▸ **Task description**
Check each line of the listing for the word "address" and give only the number of lines that have it.

▸ **Items**
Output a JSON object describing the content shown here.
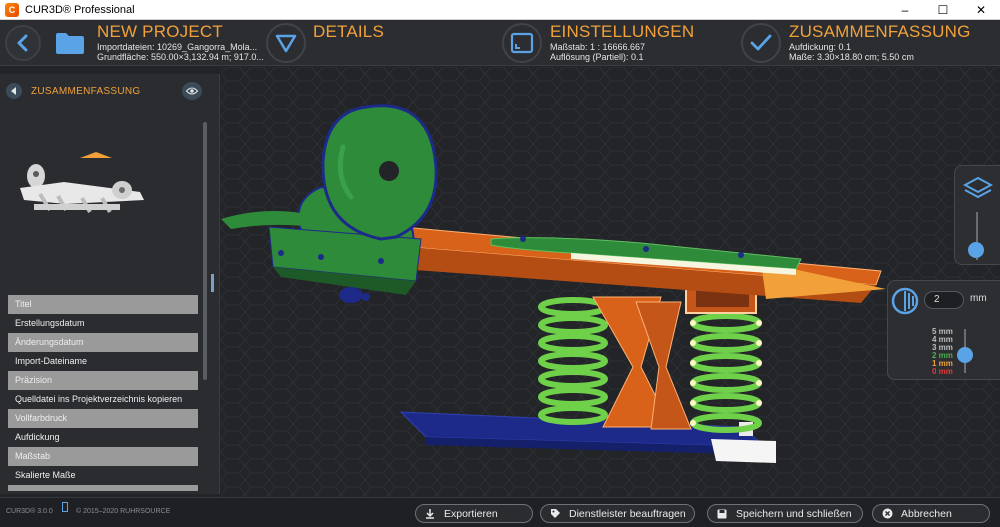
{
  "window": {
    "logo_letter": "C",
    "title": "CUR3D® Professional",
    "minimize": "–",
    "maximize": "☐",
    "close": "✕"
  },
  "steps": {
    "project": {
      "title": "NEW PROJECT",
      "line1": "Importdateien: 10269_Gangorra_Mola...",
      "line2": "Grundfläche: 550.00×3,132.94 m; 917.0..."
    },
    "details": {
      "title": "DETAILS"
    },
    "settings": {
      "title": "EINSTELLUNGEN",
      "line1": "Maßstab: 1 : 16666.667",
      "line2": "Auflösung (Partiell): 0.1"
    },
    "summary": {
      "title": "ZUSAMMENFASSUNG",
      "line1": "Aufdickung: 0.1",
      "line2": "Maße: 3.30×18.80 cm; 5.50 cm"
    }
  },
  "sidebar": {
    "title": "ZUSAMMENFASSUNG",
    "rows": [
      {
        "label": "Titel",
        "kind": "cat"
      },
      {
        "label": "Erstellungsdatum",
        "kind": "item"
      },
      {
        "label": "Änderungsdatum",
        "kind": "cat"
      },
      {
        "label": "Import-Dateiname",
        "kind": "item"
      },
      {
        "label": "Präzision",
        "kind": "cat"
      },
      {
        "label": "Quelldatei ins Projektverzeichnis kopieren",
        "kind": "item"
      },
      {
        "label": "Vollfarbdruck",
        "kind": "cat"
      },
      {
        "label": "Aufdickung",
        "kind": "item"
      },
      {
        "label": "Maßstab",
        "kind": "cat"
      },
      {
        "label": "Skalierte Maße",
        "kind": "item"
      }
    ]
  },
  "thickness": {
    "value": "2",
    "unit": "mm",
    "scale": [
      "5 mm",
      "4 mm",
      "3 mm",
      "2 mm",
      "1 mm",
      "0 mm"
    ],
    "scale_colors": [
      "#bdbdbd",
      "#bdbdbd",
      "#bdbdbd",
      "#4caf50",
      "#f2a13a",
      "#e53935"
    ],
    "level_fraction": 0.4
  },
  "layer_slider_fraction": 0.2,
  "footer": {
    "version": "CUR3D® 3.0.0",
    "copyright": "© 2015–2020 RUHRSOURCE"
  },
  "actions": {
    "export": "Exportieren",
    "service": "Dienstleister beauftragen",
    "save_close": "Speichern und schließen",
    "cancel": "Abbrechen"
  },
  "colors": {
    "accent": "#f2a13a",
    "icon_blue": "#5aa3e6",
    "model_green": "#2e8b3a",
    "model_orange": "#d9621a",
    "model_navy": "#1d2a8a",
    "spring_green": "#6fd04a"
  }
}
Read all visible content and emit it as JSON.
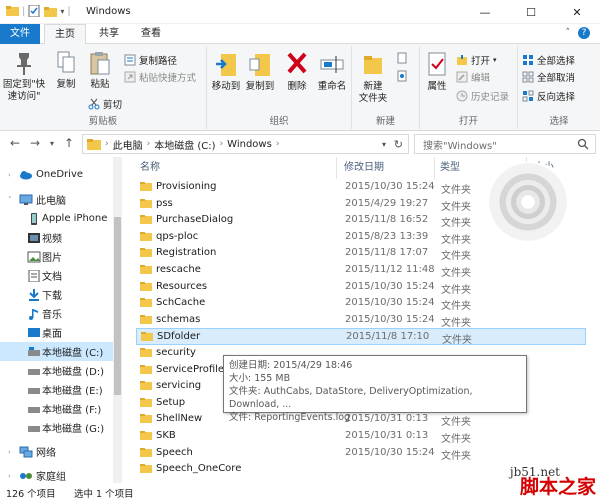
{
  "window": {
    "title": "Windows",
    "minimize": "—",
    "maximize": "☐",
    "close": "✕"
  },
  "ribbon_tabs": {
    "file": "文件",
    "home": "主页",
    "share": "共享",
    "view": "查看"
  },
  "ribbon": {
    "clipboard": {
      "pin": "固定到\"快\n速访问\"",
      "copy": "复制",
      "paste": "粘贴",
      "copy_path": "复制路径",
      "paste_shortcut": "粘贴快捷方式",
      "cut": "剪切",
      "label": "剪贴板"
    },
    "organize": {
      "move_to": "移动到",
      "copy_to": "复制到",
      "delete": "删除",
      "rename": "重命名",
      "label": "组织"
    },
    "new": {
      "new_folder": "新建\n文件夹",
      "label": "新建"
    },
    "open": {
      "properties": "属性",
      "open": "打开",
      "edit": "编辑",
      "history": "历史记录",
      "label": "打开"
    },
    "select": {
      "select_all": "全部选择",
      "select_none": "全部取消",
      "invert": "反向选择",
      "label": "选择"
    }
  },
  "address": {
    "crumbs": [
      "此电脑",
      "本地磁盘 (C:)",
      "Windows"
    ],
    "search_placeholder": "搜索\"Windows\""
  },
  "nav": [
    {
      "label": "OneDrive",
      "icon": "cloud-icon"
    },
    {
      "label": "此电脑",
      "icon": "computer-icon"
    },
    {
      "label": "Apple iPhone",
      "icon": "phone-icon"
    },
    {
      "label": "视频",
      "icon": "video-icon"
    },
    {
      "label": "图片",
      "icon": "picture-icon"
    },
    {
      "label": "文档",
      "icon": "document-icon"
    },
    {
      "label": "下载",
      "icon": "download-icon"
    },
    {
      "label": "音乐",
      "icon": "music-icon"
    },
    {
      "label": "桌面",
      "icon": "desktop-icon"
    },
    {
      "label": "本地磁盘 (C:)",
      "icon": "drive-icon"
    },
    {
      "label": "本地磁盘 (D:)",
      "icon": "drive-icon"
    },
    {
      "label": "本地磁盘 (E:)",
      "icon": "drive-icon"
    },
    {
      "label": "本地磁盘 (F:)",
      "icon": "drive-icon"
    },
    {
      "label": "本地磁盘 (G:)",
      "icon": "drive-icon"
    },
    {
      "label": "网络",
      "icon": "network-icon"
    },
    {
      "label": "家庭组",
      "icon": "homegroup-icon"
    }
  ],
  "columns": {
    "name": "名称",
    "modified": "修改日期",
    "type": "类型",
    "size": "大小"
  },
  "files": [
    {
      "name": "Provisioning",
      "date": "2015/10/30 15:24",
      "type": "文件夹"
    },
    {
      "name": "pss",
      "date": "2015/4/29 19:27",
      "type": "文件夹"
    },
    {
      "name": "PurchaseDialog",
      "date": "2015/11/8 16:52",
      "type": "文件夹"
    },
    {
      "name": "qps-ploc",
      "date": "2015/8/23 13:39",
      "type": "文件夹"
    },
    {
      "name": "Registration",
      "date": "2015/11/8 17:07",
      "type": "文件夹"
    },
    {
      "name": "rescache",
      "date": "2015/11/12 11:48",
      "type": "文件夹"
    },
    {
      "name": "Resources",
      "date": "2015/10/30 15:24",
      "type": "文件夹"
    },
    {
      "name": "SchCache",
      "date": "2015/10/30 15:24",
      "type": "文件夹"
    },
    {
      "name": "schemas",
      "date": "2015/10/30 15:24",
      "type": "文件夹"
    },
    {
      "name": "SDfolder",
      "date": "2015/11/8 17:10",
      "type": "文件夹"
    },
    {
      "name": "security",
      "date": "",
      "type": ""
    },
    {
      "name": "ServiceProfiles",
      "date": "",
      "type": ""
    },
    {
      "name": "servicing",
      "date": "",
      "type": ""
    },
    {
      "name": "Setup",
      "date": "",
      "type": "文件夹"
    },
    {
      "name": "ShellNew",
      "date": "2015/10/31 0:13",
      "type": "文件夹"
    },
    {
      "name": "SKB",
      "date": "2015/10/31 0:13",
      "type": "文件夹"
    },
    {
      "name": "Speech",
      "date": "2015/10/30 15:24",
      "type": "文件夹"
    },
    {
      "name": "Speech_OneCore",
      "date": "",
      "type": ""
    }
  ],
  "tooltip": {
    "created": "创建日期: 2015/4/29 18:46",
    "size": "大小: 155 MB",
    "folders": "文件夹: AuthCabs, DataStore, DeliveryOptimization, Download, ...",
    "files": "文件: ReportingEvents.log"
  },
  "status": {
    "count": "126 个项目",
    "selected": "选中 1 个项目"
  },
  "watermark": {
    "url": "jb51.net",
    "brand": "脚本之家"
  },
  "colors": {
    "accent": "#1979ca",
    "folder": "#f3c74a",
    "selected": "#cce8ff"
  }
}
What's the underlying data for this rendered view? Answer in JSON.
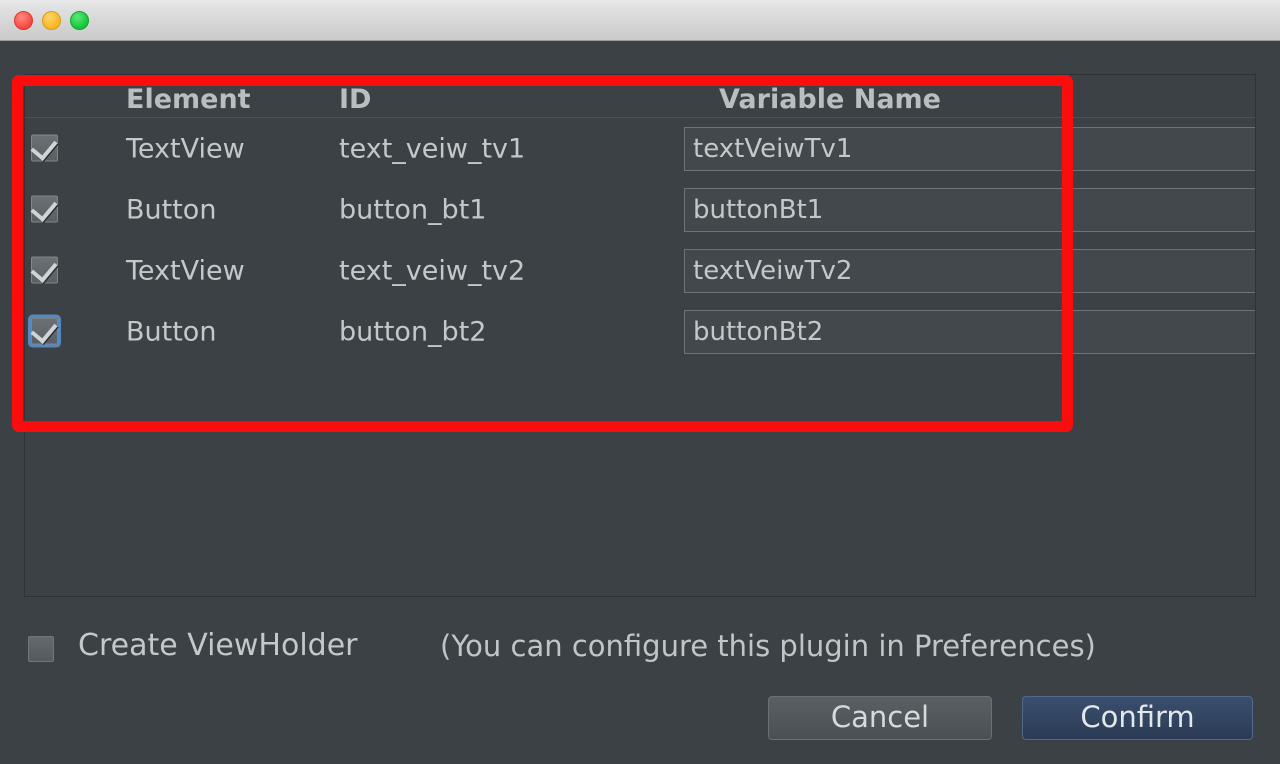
{
  "window": {
    "titlebar": {
      "close_label": "close",
      "minimize_label": "minimize",
      "zoom_label": "zoom"
    }
  },
  "table": {
    "columns": [
      "Element",
      "ID",
      "Variable Name"
    ],
    "rows": [
      {
        "checked": true,
        "focused": false,
        "element": "TextView",
        "id": "text_veiw_tv1",
        "variable": "textVeiwTv1"
      },
      {
        "checked": true,
        "focused": false,
        "element": "Button",
        "id": "button_bt1",
        "variable": "buttonBt1"
      },
      {
        "checked": true,
        "focused": false,
        "element": "TextView",
        "id": "text_veiw_tv2",
        "variable": "textVeiwTv2"
      },
      {
        "checked": true,
        "focused": true,
        "element": "Button",
        "id": "button_bt2",
        "variable": "buttonBt2"
      }
    ]
  },
  "options": {
    "create_viewholder_label": "Create ViewHolder",
    "create_viewholder_checked": false,
    "hint": "(You can configure this plugin in Preferences)"
  },
  "buttons": {
    "cancel_label": "Cancel",
    "confirm_label": "Confirm"
  },
  "annotation": {
    "color": "#fb0d0d"
  },
  "colors": {
    "dialog_background": "#3c4145",
    "text_primary": "#c3c8cb",
    "confirm_accent": "#2b3b55",
    "annotation_red": "#fb0d0d"
  }
}
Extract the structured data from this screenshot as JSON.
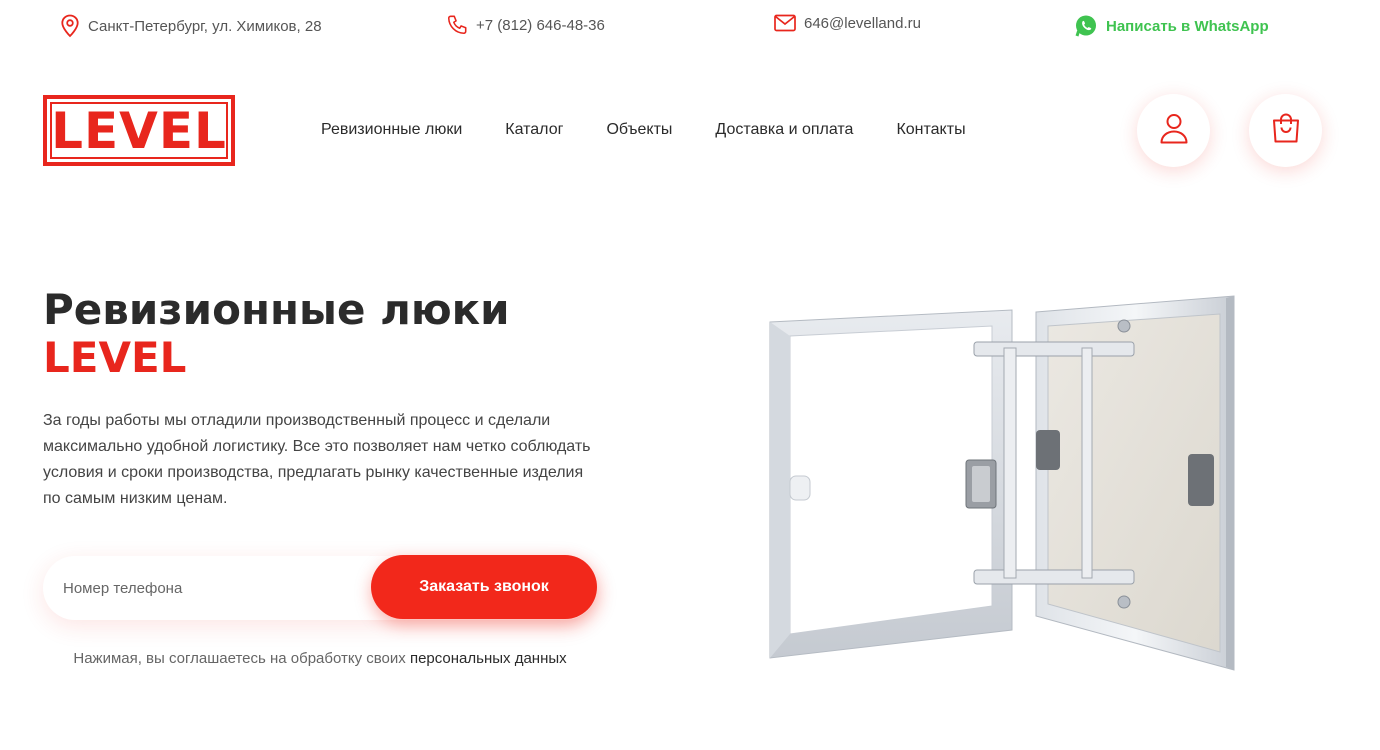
{
  "topbar": {
    "address": "Санкт-Петербург, ул. Химиков, 28",
    "phone": "+7 (812) 646-48-36",
    "email": "646@levelland.ru",
    "whatsapp": "Написать в WhatsApp"
  },
  "logo": {
    "text": "LEVEL"
  },
  "nav": [
    {
      "label": "Ревизионные люки"
    },
    {
      "label": "Каталог"
    },
    {
      "label": "Объекты"
    },
    {
      "label": "Доставка и оплата"
    },
    {
      "label": "Контакты"
    }
  ],
  "hero": {
    "title_line1": "Ревизионные люки",
    "title_line2": "LEVEL",
    "description": "За годы работы мы отладили производственный процесс и сделали максимально удобной логистику. Все это позволяет нам четко соблюдать условия и сроки производства, предлагать рынку качественные изделия по самым низким ценам."
  },
  "form": {
    "phone_placeholder": "Номер телефона",
    "submit_label": "Заказать звонок",
    "consent_text": "Нажимая, вы соглашаетесь на обработку своих ",
    "consent_link": "персональных данных"
  },
  "colors": {
    "accent": "#e8261d",
    "whatsapp": "#3fc350"
  }
}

▸ **Finished exercise**
2